• **DESCRIPTION OF THE TASK**
Return all lines below containing the word "ylabel".

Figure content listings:

....................

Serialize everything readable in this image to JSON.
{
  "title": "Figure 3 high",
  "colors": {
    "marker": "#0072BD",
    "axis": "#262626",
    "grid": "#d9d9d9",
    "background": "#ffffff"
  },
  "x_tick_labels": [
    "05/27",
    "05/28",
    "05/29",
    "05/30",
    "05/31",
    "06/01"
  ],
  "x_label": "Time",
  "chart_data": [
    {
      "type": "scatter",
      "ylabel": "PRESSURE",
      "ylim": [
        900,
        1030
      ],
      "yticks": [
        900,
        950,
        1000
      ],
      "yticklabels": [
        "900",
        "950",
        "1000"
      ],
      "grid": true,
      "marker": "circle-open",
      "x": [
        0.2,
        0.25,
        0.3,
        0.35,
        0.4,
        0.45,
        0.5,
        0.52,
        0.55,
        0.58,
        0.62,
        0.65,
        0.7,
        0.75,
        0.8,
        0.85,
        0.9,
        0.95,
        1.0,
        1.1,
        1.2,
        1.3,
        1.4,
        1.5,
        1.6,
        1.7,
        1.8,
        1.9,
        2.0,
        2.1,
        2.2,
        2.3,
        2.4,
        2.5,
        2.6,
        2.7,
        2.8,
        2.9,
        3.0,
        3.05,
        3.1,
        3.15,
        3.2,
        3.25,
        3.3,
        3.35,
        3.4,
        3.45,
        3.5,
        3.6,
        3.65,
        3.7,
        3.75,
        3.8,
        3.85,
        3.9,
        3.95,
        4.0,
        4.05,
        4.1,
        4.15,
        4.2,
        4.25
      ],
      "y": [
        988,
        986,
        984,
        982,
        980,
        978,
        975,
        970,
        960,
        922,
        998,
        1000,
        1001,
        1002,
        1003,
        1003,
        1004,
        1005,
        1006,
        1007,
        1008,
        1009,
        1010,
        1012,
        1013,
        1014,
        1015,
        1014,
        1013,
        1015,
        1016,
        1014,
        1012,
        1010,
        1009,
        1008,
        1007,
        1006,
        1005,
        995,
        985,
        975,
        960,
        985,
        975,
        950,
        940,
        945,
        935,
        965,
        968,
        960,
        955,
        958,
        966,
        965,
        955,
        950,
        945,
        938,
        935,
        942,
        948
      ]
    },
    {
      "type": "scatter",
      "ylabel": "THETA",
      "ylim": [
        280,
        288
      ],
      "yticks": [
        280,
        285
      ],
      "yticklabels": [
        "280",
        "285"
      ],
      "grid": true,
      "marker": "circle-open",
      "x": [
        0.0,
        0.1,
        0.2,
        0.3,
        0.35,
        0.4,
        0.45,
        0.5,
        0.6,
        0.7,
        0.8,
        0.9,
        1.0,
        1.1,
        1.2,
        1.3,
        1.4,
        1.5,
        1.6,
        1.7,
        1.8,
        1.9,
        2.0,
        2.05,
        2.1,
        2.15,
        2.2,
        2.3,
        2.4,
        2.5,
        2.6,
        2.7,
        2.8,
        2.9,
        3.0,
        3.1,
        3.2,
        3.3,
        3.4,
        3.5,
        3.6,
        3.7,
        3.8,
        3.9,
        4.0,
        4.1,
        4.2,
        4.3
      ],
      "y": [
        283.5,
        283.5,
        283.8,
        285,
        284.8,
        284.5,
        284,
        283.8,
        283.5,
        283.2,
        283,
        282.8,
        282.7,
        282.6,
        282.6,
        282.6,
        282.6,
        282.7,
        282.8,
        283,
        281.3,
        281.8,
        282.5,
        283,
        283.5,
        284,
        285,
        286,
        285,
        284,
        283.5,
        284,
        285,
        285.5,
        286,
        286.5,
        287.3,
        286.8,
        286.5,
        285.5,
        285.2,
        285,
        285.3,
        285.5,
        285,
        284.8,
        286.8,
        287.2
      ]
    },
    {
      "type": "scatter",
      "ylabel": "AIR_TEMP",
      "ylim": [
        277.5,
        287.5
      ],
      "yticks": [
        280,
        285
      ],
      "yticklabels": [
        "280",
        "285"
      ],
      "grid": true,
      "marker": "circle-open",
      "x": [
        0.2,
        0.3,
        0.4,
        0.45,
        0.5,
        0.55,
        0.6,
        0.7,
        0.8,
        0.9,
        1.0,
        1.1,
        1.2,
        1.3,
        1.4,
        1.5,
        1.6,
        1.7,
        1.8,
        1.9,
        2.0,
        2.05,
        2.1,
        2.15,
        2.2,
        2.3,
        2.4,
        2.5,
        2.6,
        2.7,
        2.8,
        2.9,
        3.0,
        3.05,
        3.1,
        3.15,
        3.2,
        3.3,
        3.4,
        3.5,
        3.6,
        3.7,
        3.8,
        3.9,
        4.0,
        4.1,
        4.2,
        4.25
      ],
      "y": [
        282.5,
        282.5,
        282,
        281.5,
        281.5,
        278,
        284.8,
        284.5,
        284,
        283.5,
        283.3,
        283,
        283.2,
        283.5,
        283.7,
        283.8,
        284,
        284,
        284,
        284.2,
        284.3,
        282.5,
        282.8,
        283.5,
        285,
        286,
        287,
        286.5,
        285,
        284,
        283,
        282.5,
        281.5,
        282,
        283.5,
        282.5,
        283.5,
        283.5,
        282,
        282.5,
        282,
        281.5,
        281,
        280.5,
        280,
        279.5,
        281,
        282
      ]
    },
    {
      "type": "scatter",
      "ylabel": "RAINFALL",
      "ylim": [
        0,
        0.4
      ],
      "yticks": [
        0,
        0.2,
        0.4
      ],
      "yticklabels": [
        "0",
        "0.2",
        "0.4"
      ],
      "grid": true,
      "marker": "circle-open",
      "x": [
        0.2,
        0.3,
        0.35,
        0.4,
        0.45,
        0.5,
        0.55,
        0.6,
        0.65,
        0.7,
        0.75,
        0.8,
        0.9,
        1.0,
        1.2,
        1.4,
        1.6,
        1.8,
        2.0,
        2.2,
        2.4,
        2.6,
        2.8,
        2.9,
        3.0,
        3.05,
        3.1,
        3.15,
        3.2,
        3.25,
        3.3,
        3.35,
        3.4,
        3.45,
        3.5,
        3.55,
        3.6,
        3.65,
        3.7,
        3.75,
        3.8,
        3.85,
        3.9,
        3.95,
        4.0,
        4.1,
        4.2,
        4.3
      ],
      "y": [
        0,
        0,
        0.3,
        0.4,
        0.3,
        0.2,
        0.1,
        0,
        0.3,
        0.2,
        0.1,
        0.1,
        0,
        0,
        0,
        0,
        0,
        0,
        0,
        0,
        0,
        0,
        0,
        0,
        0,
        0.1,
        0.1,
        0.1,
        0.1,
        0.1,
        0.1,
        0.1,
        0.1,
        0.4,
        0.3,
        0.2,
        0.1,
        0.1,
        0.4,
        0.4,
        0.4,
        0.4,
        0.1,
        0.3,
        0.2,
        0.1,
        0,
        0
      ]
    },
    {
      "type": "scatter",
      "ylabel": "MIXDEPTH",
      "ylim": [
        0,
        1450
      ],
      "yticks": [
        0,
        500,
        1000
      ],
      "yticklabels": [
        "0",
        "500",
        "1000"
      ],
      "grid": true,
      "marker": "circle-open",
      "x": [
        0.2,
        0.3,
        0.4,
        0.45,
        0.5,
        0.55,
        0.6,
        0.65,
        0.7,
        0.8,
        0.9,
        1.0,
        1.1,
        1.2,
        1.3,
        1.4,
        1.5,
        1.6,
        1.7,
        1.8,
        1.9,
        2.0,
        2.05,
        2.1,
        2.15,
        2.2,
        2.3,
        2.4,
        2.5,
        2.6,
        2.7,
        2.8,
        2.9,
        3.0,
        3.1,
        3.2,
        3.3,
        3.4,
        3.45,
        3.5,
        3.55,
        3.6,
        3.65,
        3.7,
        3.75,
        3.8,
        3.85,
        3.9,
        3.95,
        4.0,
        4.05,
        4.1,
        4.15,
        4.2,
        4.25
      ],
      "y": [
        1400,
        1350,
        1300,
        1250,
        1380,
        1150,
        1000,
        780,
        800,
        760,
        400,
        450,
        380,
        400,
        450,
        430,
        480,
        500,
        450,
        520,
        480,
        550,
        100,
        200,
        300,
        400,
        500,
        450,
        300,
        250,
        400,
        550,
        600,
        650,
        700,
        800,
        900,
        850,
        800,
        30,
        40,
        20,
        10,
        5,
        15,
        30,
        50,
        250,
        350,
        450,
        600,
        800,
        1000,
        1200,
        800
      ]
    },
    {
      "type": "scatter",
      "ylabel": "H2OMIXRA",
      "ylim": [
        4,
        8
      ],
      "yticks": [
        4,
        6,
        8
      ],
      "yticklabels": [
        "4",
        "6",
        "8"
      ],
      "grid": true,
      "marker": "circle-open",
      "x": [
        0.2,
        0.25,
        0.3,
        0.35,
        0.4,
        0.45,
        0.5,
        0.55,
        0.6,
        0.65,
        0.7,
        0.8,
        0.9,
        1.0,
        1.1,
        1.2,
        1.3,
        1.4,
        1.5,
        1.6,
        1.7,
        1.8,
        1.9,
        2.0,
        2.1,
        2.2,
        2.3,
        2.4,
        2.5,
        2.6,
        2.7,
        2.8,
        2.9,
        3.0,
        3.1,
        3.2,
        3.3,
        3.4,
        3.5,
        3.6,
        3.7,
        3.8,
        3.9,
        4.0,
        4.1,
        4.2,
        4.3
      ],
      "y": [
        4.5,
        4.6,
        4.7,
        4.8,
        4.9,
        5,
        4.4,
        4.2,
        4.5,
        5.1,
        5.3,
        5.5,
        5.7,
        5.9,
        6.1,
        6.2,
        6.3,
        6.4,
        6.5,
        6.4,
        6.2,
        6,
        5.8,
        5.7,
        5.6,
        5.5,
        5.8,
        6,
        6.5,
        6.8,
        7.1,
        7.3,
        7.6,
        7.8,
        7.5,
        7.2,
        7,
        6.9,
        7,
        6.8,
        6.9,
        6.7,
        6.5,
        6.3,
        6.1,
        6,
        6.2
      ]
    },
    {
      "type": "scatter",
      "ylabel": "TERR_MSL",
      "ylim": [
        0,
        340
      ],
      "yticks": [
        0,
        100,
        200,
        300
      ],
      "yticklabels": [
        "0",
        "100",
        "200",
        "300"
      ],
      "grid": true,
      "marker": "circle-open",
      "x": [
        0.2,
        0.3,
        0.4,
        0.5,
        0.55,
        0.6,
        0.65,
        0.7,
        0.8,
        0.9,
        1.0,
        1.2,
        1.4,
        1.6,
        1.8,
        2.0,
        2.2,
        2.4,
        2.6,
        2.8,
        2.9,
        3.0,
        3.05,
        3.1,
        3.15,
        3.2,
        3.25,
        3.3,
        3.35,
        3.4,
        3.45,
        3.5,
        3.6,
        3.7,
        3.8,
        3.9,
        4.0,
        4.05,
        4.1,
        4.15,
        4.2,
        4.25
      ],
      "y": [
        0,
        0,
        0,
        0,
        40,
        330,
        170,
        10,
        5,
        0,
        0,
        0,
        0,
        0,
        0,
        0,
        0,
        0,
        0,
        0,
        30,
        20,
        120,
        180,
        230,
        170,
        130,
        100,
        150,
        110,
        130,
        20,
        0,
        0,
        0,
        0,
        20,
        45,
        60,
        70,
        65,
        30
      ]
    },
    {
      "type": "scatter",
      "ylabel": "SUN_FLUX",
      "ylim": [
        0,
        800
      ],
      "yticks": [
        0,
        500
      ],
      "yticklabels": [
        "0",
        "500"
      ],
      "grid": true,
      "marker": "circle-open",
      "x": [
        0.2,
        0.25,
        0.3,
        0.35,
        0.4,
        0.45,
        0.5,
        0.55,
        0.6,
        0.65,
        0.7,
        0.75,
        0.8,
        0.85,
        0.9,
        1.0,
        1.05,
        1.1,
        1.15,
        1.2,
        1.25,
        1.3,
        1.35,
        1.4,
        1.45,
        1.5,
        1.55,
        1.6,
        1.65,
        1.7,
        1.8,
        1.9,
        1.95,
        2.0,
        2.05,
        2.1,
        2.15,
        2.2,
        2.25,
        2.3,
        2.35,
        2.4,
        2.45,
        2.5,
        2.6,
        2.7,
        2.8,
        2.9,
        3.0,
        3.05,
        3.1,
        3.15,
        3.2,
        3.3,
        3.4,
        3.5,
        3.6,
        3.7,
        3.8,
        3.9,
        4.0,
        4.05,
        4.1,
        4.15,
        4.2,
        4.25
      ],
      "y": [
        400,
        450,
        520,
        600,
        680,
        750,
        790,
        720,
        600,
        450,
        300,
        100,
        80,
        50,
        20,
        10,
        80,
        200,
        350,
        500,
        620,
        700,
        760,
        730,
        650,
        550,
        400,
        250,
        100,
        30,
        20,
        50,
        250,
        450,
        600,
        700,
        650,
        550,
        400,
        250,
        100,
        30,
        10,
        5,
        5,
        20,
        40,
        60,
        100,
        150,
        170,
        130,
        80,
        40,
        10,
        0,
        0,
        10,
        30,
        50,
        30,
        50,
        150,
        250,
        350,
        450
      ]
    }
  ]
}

....................

• **SOLVED EXERCISE**
      "ylabel": "PRESSURE",
      "ylabel": "THETA",
      "ylabel": "AIR_TEMP",
      "ylabel": "RAINFALL",
      "ylabel": "MIXDEPTH",
      "ylabel": "H2OMIXRA",
      "ylabel": "TERR_MSL",
      "ylabel": "SUN_FLUX",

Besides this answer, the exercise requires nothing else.